[Rows from a figure dataset]
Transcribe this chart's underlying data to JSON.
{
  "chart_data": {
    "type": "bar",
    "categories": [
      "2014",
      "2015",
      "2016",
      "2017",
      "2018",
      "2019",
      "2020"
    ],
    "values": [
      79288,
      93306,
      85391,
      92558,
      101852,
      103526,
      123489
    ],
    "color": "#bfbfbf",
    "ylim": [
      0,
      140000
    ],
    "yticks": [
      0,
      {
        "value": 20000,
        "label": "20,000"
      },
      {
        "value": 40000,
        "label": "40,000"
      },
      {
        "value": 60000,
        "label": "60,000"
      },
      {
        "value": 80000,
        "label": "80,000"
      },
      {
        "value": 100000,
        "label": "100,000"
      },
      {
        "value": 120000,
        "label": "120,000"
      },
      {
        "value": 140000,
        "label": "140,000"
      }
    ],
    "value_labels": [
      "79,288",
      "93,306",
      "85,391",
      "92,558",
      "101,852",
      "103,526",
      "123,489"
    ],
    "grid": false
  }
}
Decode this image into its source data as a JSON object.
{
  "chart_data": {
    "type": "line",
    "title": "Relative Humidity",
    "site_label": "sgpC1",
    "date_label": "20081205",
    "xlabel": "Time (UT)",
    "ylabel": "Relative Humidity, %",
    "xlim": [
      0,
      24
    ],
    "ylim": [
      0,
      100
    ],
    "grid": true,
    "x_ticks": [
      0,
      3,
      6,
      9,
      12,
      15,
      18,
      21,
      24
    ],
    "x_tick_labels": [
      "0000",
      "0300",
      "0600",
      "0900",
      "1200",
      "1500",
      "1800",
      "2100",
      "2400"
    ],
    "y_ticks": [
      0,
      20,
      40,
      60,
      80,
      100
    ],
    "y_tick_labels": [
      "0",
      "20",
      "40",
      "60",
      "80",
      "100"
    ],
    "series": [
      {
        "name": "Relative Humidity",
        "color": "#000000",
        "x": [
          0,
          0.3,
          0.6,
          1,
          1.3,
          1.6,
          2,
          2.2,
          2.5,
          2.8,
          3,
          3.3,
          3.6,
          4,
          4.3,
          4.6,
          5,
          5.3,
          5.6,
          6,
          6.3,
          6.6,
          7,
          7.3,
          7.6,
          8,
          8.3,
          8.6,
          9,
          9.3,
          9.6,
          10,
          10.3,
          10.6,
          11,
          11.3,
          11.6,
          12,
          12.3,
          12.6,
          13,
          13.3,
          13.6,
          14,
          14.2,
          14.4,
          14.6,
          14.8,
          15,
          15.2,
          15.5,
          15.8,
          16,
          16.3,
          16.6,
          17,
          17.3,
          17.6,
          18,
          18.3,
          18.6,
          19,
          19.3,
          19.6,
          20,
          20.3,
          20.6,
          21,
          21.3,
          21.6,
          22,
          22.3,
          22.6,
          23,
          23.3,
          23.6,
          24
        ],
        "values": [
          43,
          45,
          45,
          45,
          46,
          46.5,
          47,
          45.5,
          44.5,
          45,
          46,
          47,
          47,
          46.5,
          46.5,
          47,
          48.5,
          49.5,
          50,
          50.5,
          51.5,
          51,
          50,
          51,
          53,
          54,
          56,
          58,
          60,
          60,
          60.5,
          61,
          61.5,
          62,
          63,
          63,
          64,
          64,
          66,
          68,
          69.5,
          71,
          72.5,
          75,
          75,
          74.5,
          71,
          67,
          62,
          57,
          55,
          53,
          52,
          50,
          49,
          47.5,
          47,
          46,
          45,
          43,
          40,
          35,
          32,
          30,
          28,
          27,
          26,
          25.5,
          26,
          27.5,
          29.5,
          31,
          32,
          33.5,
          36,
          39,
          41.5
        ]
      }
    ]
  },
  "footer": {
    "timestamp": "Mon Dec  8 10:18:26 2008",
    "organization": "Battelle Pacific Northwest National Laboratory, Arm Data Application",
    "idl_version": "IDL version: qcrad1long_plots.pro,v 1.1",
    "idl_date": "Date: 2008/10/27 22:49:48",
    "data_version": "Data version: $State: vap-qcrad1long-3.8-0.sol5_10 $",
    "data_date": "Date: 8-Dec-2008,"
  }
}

CHALLENGE:
Copy out all of the records shown above exactly.

RESPONSE:
Transcribe this chart's underlying data to JSON.
{
  "chart_data": {
    "type": "bar",
    "categories": [
      "2014",
      "2015",
      "2016",
      "2017",
      "2018",
      "2019",
      "2020"
    ],
    "values": [
      79288,
      93306,
      85391,
      92558,
      101852,
      103526,
      123489
    ],
    "color": "#bfbfbf",
    "ylim": [
      0,
      140000
    ],
    "yticks": [
      0,
      {
        "value": 20000,
        "label": "20,000"
      },
      {
        "value": 40000,
        "label": "40,000"
      },
      {
        "value": 60000,
        "label": "60,000"
      },
      {
        "value": 80000,
        "label": "80,000"
      },
      {
        "value": 100000,
        "label": "100,000"
      },
      {
        "value": 120000,
        "label": "120,000"
      },
      {
        "value": 140000,
        "label": "140,000"
      }
    ],
    "value_labels": [
      "79,288",
      "93,306",
      "85,391",
      "92,558",
      "101,852",
      "103,526",
      "123,489"
    ],
    "grid": false
  }
}
Decode this image into its source data as a JSON object.
{
  "chart_data": {
    "type": "line",
    "title": "Relative Humidity",
    "site_label": "sgpC1",
    "date_label": "20081205",
    "xlabel": "Time (UT)",
    "ylabel": "Relative Humidity, %",
    "xlim": [
      0,
      24
    ],
    "ylim": [
      0,
      100
    ],
    "grid": true,
    "x_ticks": [
      0,
      3,
      6,
      9,
      12,
      15,
      18,
      21,
      24
    ],
    "x_tick_labels": [
      "0000",
      "0300",
      "0600",
      "0900",
      "1200",
      "1500",
      "1800",
      "2100",
      "2400"
    ],
    "y_ticks": [
      0,
      20,
      40,
      60,
      80,
      100
    ],
    "y_tick_labels": [
      "0",
      "20",
      "40",
      "60",
      "80",
      "100"
    ],
    "series": [
      {
        "name": "Relative Humidity",
        "color": "#000000",
        "x": [
          0,
          0.3,
          0.6,
          1,
          1.3,
          1.6,
          2,
          2.2,
          2.5,
          2.8,
          3,
          3.3,
          3.6,
          4,
          4.3,
          4.6,
          5,
          5.3,
          5.6,
          6,
          6.3,
          6.6,
          7,
          7.3,
          7.6,
          8,
          8.3,
          8.6,
          9,
          9.3,
          9.6,
          10,
          10.3,
          10.6,
          11,
          11.3,
          11.6,
          12,
          12.3,
          12.6,
          13,
          13.3,
          13.6,
          14,
          14.2,
          14.4,
          14.6,
          14.8,
          15,
          15.2,
          15.5,
          15.8,
          16,
          16.3,
          16.6,
          17,
          17.3,
          17.6,
          18,
          18.3,
          18.6,
          19,
          19.3,
          19.6,
          20,
          20.3,
          20.6,
          21,
          21.3,
          21.6,
          22,
          22.3,
          22.6,
          23,
          23.3,
          23.6,
          24
        ],
        "values": [
          43,
          45,
          45,
          45,
          46,
          46.5,
          47,
          45.5,
          44.5,
          45,
          46,
          47,
          47,
          46.5,
          46.5,
          47,
          48.5,
          49.5,
          50,
          50.5,
          51.5,
          51,
          50,
          51,
          53,
          54,
          56,
          58,
          60,
          60,
          60.5,
          61,
          61.5,
          62,
          63,
          63,
          64,
          64,
          66,
          68,
          69.5,
          71,
          72.5,
          75,
          75,
          74.5,
          71,
          67,
          62,
          57,
          55,
          53,
          52,
          50,
          49,
          47.5,
          47,
          46,
          45,
          43,
          40,
          35,
          32,
          30,
          28,
          27,
          26,
          25.5,
          26,
          27.5,
          29.5,
          31,
          32,
          33.5,
          36,
          39,
          41.5
        ]
      }
    ]
  },
  "footer": {
    "timestamp": "Mon Dec  8 10:18:26 2008",
    "organization": "Battelle Pacific Northwest National Laboratory, Arm Data Application",
    "idl_version": "IDL version: qcrad1long_plots.pro,v 1.1",
    "idl_date": "Date: 2008/10/27 22:49:48",
    "data_version": "Data version: $State: vap-qcrad1long-3.8-0.sol5_10 $",
    "data_date": "Date: 8-Dec-2008,"
  }
}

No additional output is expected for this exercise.